Summarize the text below on Scotland's devolved tax powers in two sentences.

## SOURCE DOCUMENT

※ ※ ※

In the heat of the independence referendum, when Yes took a narrow lead, the pro-UK parties issued a joint declaration - the “Vow” - backing a significant transfer of powers to the devolved Parliament, which was then fleshed out by the Smith Commission. The end result was Holyrood controlling income tax and NI remaining in the hands of Westminster.

These inter-linked taxes were once in sync, but the diverging policy choices made in Edinburgh and London have broken the system. NI rises by the UK Government, coupled with the SNP rejecting income tax cuts, have led to a 53% marginal rate of tax for individuals earning around £45,000 a year. Johnson’s proposals would have the likely effect of extending the 53% rate to a much bigger pool of income. Such an outcome was never anticipated by the architects of devolution 2.0.

The recent admission by the SNP Government of a looming £1bn budget black hole (actual tax revenues are out of line with the forecasts) is another worry. Advocates of equipping Holyrood with extra financial powers believed it would result in greater fiscal and political responsibility, where MSPs would have to find the money to increase spending. Fair enough, but the reality is Scotland does not have enough high earners and cuts, not spending rises, look to be on the horizon. Our new settlement is also underpinned by a set of rules - the “fiscal framework” - so complicated it would have baffled Stephen Hawking.

※ ※ ※

## DATA EXTRACT
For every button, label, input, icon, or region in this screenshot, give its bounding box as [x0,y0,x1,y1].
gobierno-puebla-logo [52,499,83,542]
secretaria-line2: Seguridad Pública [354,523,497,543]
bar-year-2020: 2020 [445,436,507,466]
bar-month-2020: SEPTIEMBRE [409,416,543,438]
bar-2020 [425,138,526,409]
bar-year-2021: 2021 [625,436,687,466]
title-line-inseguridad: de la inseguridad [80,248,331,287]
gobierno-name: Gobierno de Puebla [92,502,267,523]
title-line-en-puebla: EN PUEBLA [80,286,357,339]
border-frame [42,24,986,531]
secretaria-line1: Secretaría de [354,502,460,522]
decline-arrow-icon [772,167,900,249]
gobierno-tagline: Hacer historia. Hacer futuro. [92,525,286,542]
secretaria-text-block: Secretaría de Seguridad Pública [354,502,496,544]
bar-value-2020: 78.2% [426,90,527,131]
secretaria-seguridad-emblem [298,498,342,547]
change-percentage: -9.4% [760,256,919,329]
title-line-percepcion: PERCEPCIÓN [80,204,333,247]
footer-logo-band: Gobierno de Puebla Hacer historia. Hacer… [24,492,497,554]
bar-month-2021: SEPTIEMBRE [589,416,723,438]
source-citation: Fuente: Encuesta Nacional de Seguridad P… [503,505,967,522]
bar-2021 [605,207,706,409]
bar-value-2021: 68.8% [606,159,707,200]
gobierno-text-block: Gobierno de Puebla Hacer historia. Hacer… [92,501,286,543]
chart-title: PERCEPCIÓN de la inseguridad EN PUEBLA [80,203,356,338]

※ ※ ※

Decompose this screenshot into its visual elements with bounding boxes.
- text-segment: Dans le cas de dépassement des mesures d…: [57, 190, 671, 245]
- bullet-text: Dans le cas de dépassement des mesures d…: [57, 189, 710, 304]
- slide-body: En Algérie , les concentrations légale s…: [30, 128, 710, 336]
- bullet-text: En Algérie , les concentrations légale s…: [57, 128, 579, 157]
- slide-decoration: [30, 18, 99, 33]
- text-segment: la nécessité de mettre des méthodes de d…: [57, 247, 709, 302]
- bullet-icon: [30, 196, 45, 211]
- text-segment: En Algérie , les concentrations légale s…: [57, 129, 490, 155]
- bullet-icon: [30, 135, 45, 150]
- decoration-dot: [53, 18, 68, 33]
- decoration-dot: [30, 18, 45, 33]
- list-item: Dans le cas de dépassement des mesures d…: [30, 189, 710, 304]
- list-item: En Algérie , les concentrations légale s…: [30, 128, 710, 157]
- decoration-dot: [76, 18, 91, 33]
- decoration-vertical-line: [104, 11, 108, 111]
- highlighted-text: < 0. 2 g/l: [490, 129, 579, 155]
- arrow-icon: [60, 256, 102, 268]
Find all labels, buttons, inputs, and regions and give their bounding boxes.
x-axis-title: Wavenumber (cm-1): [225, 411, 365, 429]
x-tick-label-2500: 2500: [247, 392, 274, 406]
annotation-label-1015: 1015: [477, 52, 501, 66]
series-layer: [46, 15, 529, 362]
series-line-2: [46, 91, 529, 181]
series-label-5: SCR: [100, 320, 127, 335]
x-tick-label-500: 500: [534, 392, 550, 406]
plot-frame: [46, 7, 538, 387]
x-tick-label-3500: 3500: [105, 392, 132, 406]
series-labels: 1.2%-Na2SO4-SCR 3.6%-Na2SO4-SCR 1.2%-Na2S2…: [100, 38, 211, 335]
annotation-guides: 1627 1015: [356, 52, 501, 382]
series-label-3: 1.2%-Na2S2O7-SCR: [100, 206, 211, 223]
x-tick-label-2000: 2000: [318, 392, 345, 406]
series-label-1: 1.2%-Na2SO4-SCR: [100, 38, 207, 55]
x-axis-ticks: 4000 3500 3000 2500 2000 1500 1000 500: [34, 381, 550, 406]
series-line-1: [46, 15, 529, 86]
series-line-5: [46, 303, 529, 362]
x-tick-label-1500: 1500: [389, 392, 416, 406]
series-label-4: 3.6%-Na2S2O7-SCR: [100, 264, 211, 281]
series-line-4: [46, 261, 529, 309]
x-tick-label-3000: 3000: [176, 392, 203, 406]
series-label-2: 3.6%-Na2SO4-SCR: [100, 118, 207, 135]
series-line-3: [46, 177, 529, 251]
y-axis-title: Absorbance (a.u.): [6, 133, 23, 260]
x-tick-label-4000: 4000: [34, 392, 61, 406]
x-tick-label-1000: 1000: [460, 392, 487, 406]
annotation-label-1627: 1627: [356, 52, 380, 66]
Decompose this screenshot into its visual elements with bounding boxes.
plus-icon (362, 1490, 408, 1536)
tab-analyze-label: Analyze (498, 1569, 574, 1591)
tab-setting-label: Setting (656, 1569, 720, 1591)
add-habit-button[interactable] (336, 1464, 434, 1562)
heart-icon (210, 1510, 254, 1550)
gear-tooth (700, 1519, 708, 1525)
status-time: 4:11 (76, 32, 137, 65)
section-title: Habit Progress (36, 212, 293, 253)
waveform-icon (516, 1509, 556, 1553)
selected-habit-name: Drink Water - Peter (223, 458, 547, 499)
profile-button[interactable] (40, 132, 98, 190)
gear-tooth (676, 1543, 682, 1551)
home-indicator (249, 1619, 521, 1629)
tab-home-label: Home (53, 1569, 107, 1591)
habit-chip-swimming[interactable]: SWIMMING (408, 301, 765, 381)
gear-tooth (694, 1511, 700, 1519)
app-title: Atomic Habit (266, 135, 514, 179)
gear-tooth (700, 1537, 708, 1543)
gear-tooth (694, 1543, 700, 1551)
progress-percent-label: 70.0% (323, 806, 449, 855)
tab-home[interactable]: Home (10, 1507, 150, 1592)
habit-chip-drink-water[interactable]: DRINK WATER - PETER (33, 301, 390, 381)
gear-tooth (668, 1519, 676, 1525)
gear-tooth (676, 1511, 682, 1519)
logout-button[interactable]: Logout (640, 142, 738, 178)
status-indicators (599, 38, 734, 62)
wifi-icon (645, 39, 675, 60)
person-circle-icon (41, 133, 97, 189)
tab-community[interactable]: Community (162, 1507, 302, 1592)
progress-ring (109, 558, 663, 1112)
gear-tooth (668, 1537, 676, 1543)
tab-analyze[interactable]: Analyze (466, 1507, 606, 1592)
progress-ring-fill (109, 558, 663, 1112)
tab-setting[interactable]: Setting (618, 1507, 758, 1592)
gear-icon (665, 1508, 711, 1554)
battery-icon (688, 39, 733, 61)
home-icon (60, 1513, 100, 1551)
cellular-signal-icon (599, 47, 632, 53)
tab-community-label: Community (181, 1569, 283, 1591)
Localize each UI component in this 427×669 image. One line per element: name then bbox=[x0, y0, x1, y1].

※ ※ ※

## EXERCISE OUTPUT
After the pro-UK parties' "Vow" during the independence referendum, the Smith Commission's transfer of powers left Holyrood controlling income tax while NI stayed with Westminster, and diverging policy choices in Edinburgh and London have since produced a 53% marginal tax rate for individuals earning around £45,000 a year. The SNP Government has also admitted a looming £1bn budget black hole, and because Scotland does not have enough high earners, cuts rather than spending rises look likely under a fiscal framework described as extremely complicated.